### GIVEN REQUEST
An exact copy of all the data is required, with pictures left out.

### GIVEN DATA
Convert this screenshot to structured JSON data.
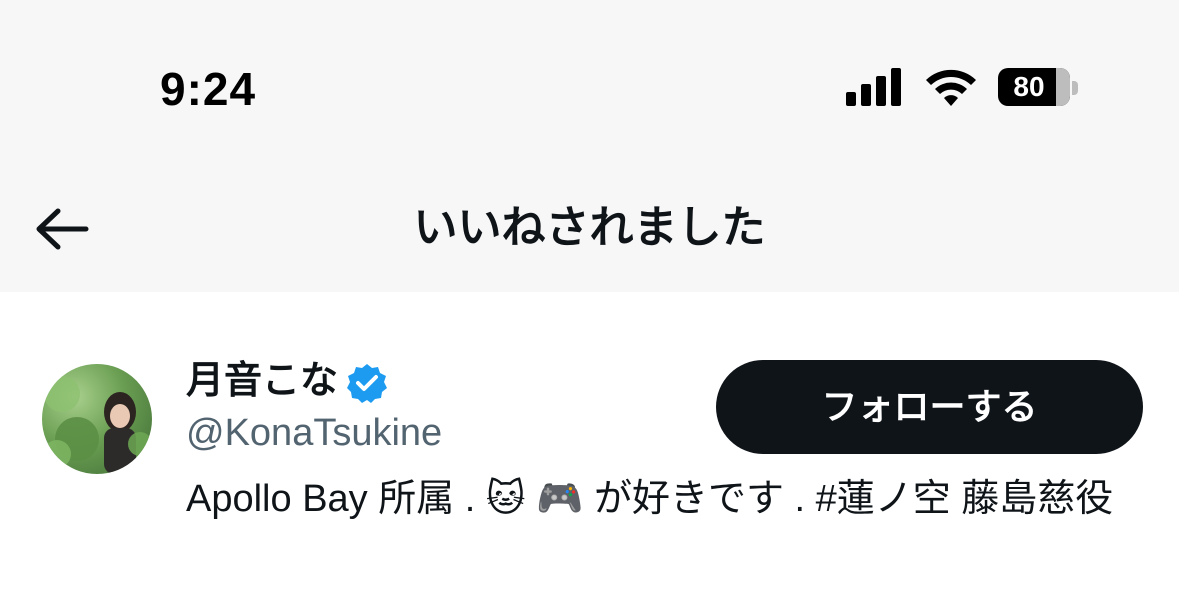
{
  "status_bar": {
    "time": "9:24",
    "battery_percent": "80",
    "battery_level": 0.8,
    "signal_bars": 4,
    "icons": [
      "signal-icon",
      "wifi-icon",
      "battery-icon"
    ]
  },
  "nav": {
    "title": "いいねされました",
    "back_icon": "arrow-left-icon"
  },
  "user": {
    "display_name": "月音こな",
    "verified": true,
    "handle": "@KonaTsukine",
    "follow_label": "フォローする",
    "bio": "Apollo Bay 所属 . 🐱 🎮 が好きです . #蓮ノ空 藤島慈役"
  },
  "colors": {
    "header_bg": "#f7f7f7",
    "text": "#0f1419",
    "secondary_text": "#536471",
    "button_bg": "#0f1419",
    "verified_badge": "#1d9bf0"
  }
}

### EXERCISE OUTPUT
Convert this screenshot to structured JSON data.
{
  "status_bar": {
    "time": "9:24",
    "battery_percent": "80",
    "battery_level": 0.8,
    "signal_bars": 4,
    "icons": [
      "signal-icon",
      "wifi-icon",
      "battery-icon"
    ]
  },
  "nav": {
    "title": "いいねされました",
    "back_icon": "arrow-left-icon"
  },
  "user": {
    "display_name": "月音こな",
    "verified": true,
    "handle": "@KonaTsukine",
    "follow_label": "フォローする",
    "bio": "Apollo Bay 所属 . 🐱 🎮 が好きです . #蓮ノ空 藤島慈役"
  },
  "colors": {
    "header_bg": "#f7f7f7",
    "text": "#0f1419",
    "secondary_text": "#536471",
    "button_bg": "#0f1419",
    "verified_badge": "#1d9bf0"
  }
}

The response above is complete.